**EXERCISE**
Look through the material below. Copy each line that contains the string "image".
*** DATA FOR PROCESSING ***
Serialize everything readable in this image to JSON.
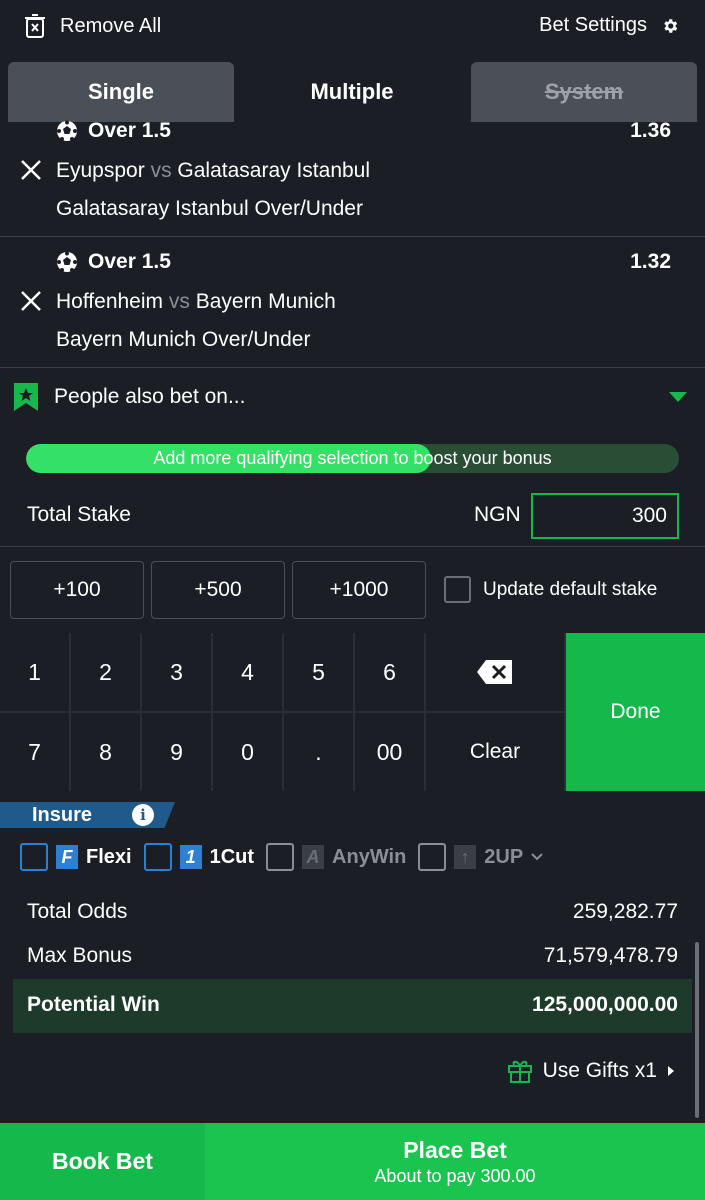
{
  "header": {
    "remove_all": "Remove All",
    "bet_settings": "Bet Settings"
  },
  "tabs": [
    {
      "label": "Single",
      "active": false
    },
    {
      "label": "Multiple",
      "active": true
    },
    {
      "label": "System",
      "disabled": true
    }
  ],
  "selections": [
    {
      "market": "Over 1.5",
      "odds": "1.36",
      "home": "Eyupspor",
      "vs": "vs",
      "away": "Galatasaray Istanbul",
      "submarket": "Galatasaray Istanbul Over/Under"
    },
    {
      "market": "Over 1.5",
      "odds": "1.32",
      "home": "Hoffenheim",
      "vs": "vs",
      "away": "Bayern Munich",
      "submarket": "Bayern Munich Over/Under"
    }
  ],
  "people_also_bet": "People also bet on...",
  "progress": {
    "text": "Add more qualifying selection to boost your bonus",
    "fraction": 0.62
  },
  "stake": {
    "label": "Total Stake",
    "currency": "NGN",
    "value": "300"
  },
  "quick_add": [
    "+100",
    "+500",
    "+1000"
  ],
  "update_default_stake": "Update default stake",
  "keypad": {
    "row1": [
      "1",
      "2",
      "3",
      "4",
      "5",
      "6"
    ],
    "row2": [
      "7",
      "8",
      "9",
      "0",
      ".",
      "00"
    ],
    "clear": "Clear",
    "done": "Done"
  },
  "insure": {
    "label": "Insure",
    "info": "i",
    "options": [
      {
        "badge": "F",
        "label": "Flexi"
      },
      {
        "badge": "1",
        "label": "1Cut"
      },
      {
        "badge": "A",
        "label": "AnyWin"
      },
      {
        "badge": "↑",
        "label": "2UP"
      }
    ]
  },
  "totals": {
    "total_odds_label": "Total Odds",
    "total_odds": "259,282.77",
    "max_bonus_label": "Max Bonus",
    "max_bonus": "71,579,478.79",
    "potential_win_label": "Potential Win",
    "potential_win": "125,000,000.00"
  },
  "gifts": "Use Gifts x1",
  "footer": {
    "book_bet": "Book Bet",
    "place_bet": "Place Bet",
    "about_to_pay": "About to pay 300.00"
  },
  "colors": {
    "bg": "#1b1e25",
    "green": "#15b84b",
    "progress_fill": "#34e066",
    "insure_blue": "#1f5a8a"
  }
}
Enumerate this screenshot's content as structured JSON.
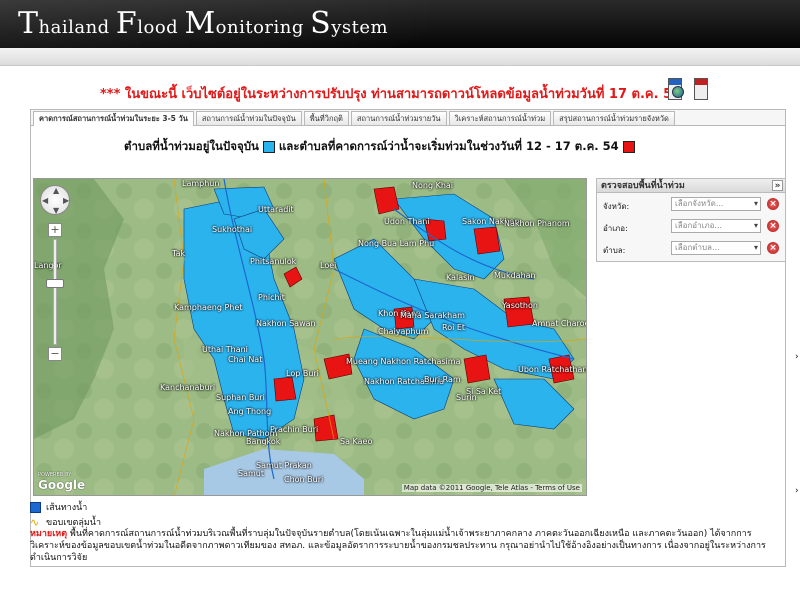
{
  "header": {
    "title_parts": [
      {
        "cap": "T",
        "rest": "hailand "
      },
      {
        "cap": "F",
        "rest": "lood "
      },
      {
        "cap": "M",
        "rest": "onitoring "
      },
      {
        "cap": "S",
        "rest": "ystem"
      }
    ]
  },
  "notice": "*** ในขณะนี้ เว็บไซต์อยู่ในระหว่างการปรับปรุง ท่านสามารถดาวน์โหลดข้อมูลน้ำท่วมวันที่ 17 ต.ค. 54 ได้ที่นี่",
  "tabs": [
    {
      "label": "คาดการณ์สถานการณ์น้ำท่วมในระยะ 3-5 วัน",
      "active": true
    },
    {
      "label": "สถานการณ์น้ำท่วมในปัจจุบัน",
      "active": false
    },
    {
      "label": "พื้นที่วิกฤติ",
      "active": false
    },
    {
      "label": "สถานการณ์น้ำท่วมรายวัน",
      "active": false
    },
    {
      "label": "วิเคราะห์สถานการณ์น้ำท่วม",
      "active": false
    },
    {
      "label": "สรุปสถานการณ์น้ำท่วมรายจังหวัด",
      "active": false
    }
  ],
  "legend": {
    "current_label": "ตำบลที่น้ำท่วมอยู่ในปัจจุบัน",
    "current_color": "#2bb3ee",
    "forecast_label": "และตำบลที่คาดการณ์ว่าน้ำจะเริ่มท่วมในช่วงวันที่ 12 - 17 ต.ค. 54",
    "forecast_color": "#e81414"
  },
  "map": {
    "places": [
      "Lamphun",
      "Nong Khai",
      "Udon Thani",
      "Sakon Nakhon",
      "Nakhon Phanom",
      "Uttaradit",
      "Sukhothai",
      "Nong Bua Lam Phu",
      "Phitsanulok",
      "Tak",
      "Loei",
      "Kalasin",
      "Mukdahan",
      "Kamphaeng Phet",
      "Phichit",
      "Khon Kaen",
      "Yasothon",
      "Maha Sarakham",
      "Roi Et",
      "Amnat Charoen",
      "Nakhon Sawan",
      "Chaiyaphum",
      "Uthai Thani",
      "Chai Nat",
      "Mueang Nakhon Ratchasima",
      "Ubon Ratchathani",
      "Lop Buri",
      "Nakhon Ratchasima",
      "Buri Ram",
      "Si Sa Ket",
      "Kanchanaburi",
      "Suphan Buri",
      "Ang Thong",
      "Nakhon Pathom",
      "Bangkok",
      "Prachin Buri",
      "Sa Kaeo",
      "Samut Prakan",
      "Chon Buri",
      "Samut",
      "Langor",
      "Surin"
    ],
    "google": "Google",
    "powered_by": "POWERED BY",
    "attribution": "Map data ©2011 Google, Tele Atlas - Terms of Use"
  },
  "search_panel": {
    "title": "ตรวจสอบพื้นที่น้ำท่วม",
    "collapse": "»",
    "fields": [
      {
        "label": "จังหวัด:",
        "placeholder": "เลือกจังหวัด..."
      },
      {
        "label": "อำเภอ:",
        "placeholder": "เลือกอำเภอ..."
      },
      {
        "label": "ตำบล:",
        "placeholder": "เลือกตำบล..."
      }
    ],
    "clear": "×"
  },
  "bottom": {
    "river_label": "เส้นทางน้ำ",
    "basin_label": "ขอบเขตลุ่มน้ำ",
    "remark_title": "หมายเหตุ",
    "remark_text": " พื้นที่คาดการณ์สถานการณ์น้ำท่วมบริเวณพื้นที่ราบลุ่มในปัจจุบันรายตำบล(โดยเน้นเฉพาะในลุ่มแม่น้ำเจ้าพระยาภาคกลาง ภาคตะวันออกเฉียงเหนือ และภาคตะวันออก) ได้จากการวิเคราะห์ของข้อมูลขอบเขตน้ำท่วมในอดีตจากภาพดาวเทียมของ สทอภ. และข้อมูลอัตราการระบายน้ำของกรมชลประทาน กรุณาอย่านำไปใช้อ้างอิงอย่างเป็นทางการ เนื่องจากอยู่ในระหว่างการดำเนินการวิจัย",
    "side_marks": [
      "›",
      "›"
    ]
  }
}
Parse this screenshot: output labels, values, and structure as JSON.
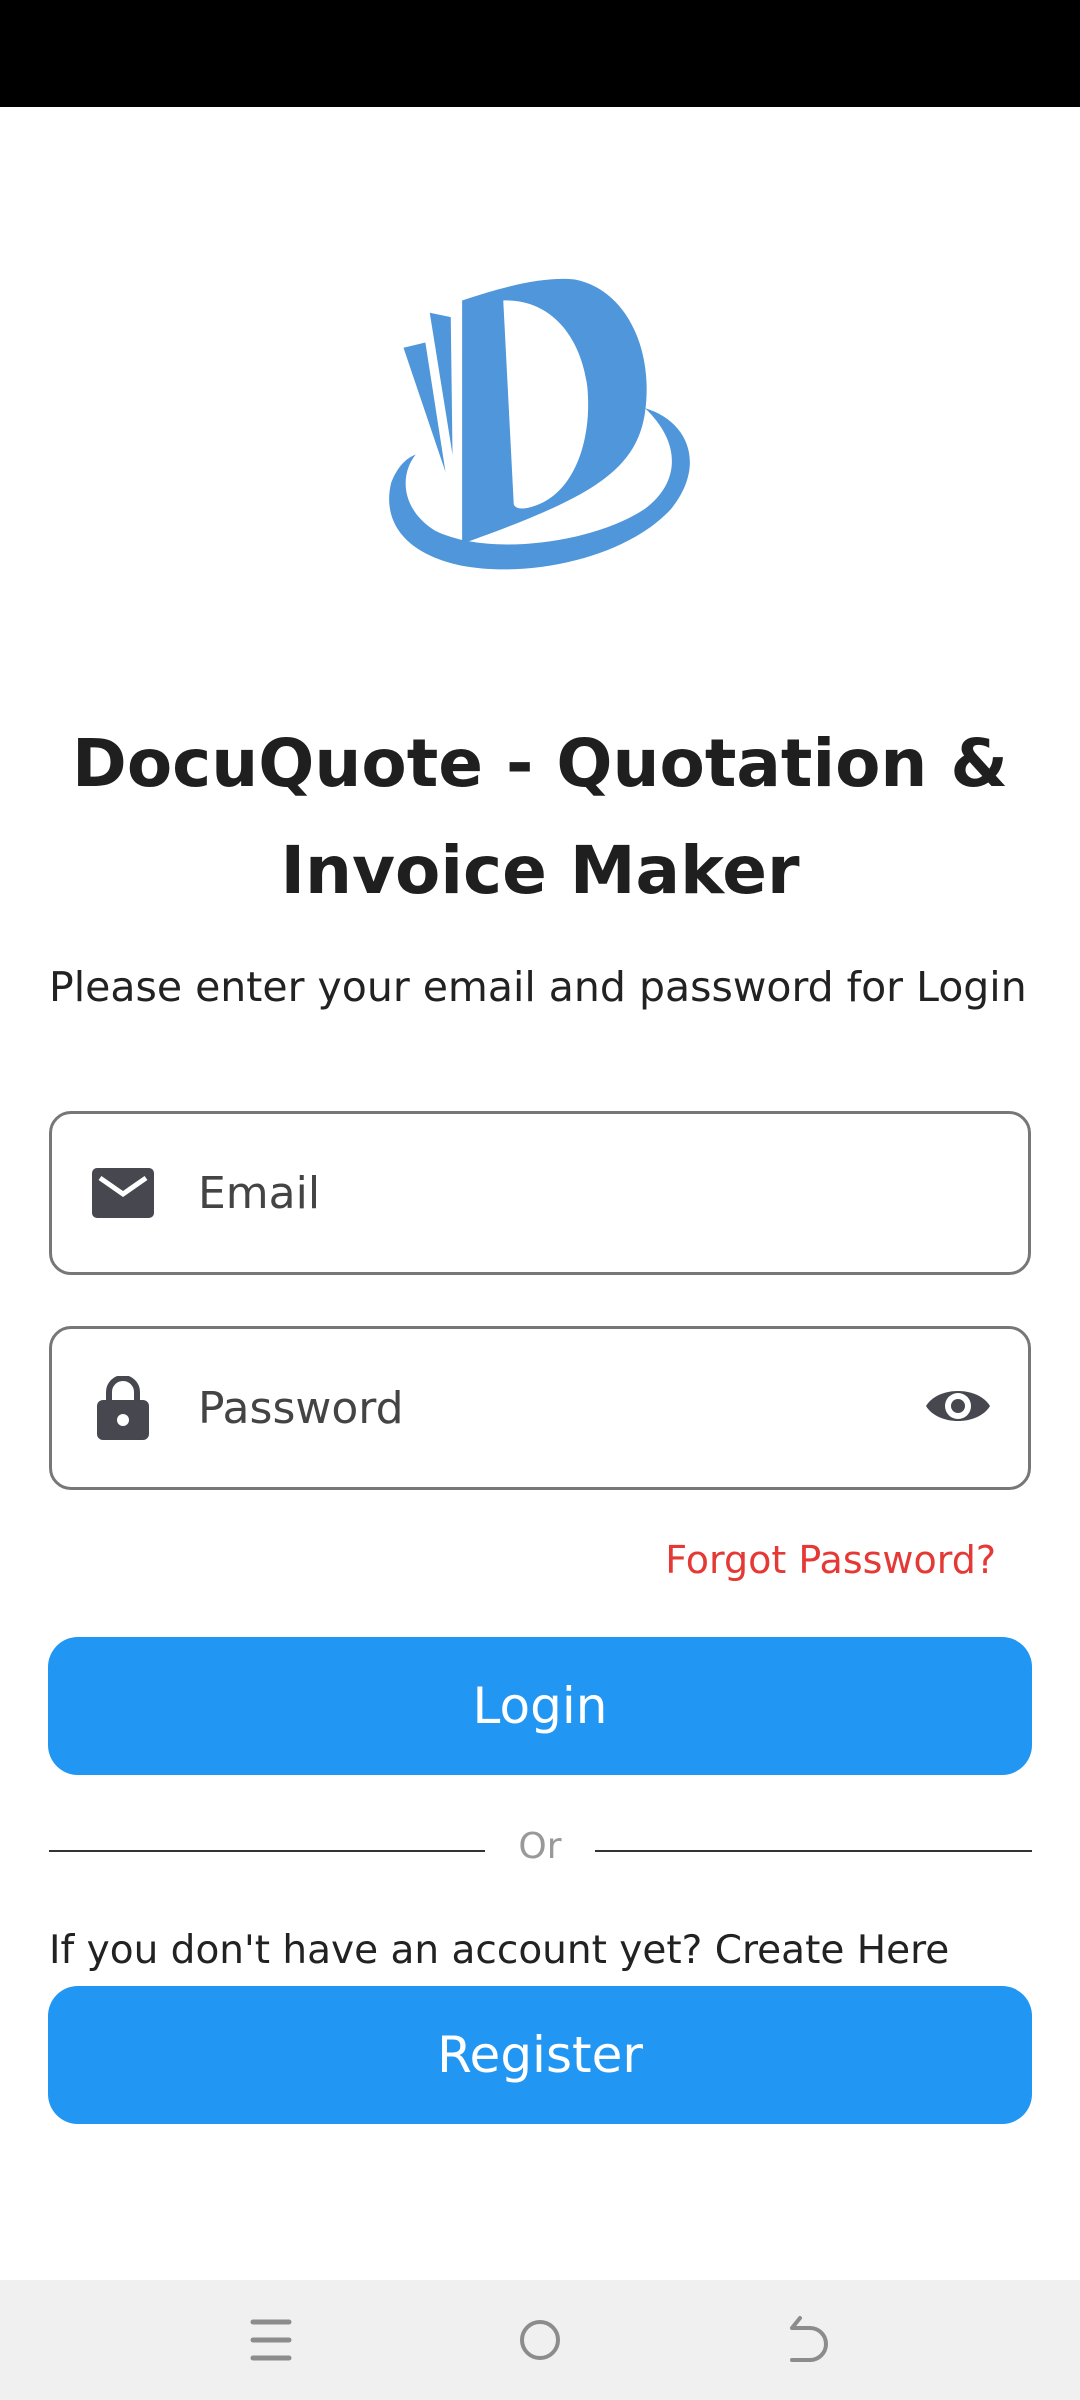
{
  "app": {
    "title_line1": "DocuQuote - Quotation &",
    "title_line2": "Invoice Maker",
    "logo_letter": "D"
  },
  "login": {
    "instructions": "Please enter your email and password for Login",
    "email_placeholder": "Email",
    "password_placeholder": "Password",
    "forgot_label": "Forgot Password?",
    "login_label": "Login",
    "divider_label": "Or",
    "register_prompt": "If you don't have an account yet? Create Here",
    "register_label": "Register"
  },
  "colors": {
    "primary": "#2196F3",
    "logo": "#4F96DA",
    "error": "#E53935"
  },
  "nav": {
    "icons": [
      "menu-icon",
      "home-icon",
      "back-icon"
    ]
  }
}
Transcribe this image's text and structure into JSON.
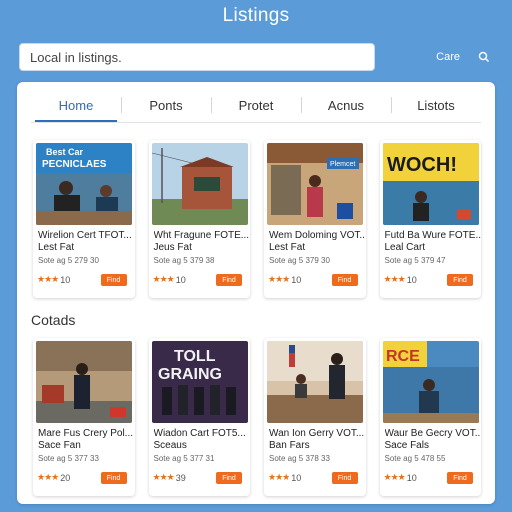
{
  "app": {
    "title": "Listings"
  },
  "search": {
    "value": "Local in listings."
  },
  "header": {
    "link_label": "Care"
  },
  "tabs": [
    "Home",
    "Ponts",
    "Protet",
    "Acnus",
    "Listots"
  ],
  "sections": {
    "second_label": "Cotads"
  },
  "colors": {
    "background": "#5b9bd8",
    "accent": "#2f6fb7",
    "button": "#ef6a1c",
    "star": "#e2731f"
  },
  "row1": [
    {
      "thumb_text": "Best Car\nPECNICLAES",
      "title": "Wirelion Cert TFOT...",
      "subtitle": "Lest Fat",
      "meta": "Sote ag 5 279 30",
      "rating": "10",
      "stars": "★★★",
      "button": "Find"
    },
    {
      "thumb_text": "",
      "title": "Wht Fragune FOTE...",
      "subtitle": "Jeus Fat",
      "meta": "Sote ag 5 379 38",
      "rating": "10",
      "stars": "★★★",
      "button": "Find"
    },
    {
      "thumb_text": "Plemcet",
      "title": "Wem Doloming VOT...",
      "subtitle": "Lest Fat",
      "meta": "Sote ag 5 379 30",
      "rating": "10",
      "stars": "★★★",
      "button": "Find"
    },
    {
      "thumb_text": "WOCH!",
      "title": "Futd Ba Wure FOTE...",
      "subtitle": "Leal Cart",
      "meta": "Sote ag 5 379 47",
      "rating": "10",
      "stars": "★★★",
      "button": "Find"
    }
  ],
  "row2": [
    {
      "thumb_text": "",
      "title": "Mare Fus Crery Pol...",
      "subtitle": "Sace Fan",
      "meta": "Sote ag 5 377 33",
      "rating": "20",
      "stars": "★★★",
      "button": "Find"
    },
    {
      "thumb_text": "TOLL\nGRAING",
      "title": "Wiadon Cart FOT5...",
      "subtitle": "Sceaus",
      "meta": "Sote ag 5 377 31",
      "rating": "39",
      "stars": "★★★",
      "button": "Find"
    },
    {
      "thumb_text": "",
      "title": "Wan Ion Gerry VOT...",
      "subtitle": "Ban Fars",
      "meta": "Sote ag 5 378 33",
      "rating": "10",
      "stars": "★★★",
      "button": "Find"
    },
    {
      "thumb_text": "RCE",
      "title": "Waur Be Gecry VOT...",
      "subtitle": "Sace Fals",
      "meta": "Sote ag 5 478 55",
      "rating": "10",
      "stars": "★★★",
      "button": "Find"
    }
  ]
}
***
**WRITTEN ANSWER**
Serialize everything readable in this image to JSON.
Transcribe this image's text and structure into JSON.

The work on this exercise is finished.